> _Problem_
Edit the entries from the first one through the line with "Text: 52.8%: 52.8%: [1077, 159, 1112, 169]" by replacing "High School Diploma" with "GED or Equivalent". Return only those lines, with everything else unchanged.

[START OF Rows]

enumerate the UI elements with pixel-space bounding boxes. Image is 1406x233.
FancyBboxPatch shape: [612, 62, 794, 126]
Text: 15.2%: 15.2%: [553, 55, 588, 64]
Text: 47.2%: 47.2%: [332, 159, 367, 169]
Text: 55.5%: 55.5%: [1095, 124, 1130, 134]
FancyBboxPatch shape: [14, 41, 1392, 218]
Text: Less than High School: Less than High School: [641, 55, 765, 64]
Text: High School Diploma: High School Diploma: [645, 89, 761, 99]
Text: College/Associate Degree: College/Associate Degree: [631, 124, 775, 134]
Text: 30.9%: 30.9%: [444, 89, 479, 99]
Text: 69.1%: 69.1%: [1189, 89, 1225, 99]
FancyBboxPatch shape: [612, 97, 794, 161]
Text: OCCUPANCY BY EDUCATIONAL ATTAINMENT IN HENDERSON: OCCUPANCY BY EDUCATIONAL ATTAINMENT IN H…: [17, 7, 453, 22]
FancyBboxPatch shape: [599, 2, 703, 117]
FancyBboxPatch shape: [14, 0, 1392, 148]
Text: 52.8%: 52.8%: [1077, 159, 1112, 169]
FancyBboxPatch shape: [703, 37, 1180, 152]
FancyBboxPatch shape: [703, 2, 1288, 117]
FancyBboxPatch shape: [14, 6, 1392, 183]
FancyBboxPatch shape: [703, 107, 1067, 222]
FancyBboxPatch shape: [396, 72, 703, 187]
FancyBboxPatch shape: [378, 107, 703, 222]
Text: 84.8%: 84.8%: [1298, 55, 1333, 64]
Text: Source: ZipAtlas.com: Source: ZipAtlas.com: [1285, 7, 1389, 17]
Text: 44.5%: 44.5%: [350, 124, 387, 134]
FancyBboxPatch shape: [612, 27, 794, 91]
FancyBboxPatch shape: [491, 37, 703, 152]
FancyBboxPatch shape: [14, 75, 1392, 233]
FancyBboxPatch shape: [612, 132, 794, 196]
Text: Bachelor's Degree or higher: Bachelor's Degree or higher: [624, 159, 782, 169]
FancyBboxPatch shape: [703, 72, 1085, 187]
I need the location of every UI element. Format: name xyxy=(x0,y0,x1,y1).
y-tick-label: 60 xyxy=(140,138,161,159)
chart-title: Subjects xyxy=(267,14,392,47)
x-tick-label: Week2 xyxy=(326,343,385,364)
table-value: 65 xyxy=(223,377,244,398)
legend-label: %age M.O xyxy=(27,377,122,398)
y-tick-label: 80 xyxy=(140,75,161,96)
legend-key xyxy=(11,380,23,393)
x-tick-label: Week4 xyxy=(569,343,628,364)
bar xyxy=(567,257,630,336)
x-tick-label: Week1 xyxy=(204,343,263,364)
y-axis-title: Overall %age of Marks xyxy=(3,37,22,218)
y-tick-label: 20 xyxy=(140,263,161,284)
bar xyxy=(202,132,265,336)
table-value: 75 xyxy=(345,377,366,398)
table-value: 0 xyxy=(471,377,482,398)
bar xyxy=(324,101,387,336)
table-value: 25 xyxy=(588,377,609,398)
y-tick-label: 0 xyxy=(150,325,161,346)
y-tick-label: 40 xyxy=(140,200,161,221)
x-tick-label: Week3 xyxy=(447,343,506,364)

[END OF Rows]

> _Output below_
enumerate the UI elements with pixel-space bounding boxes. Image is 1406x233.
FancyBboxPatch shape: [612, 62, 794, 126]
Text: 15.2%: 15.2%: [553, 55, 588, 64]
Text: 47.2%: 47.2%: [332, 159, 367, 169]
Text: 55.5%: 55.5%: [1095, 124, 1130, 134]
FancyBboxPatch shape: [14, 41, 1392, 218]
Text: Less than High School: Less than High School: [641, 55, 765, 64]
Text: GED or Equivalent: GED or Equivalent: [645, 89, 761, 99]
Text: College/Associate Degree: College/Associate Degree: [631, 124, 775, 134]
Text: 30.9%: 30.9%: [444, 89, 479, 99]
Text: 69.1%: 69.1%: [1189, 89, 1225, 99]
FancyBboxPatch shape: [612, 97, 794, 161]
Text: OCCUPANCY BY EDUCATIONAL ATTAINMENT IN HENDERSON: OCCUPANCY BY EDUCATIONAL ATTAINMENT IN H…: [17, 7, 453, 22]
FancyBboxPatch shape: [599, 2, 703, 117]
FancyBboxPatch shape: [14, 0, 1392, 148]
Text: 52.8%: 52.8%: [1077, 159, 1112, 169]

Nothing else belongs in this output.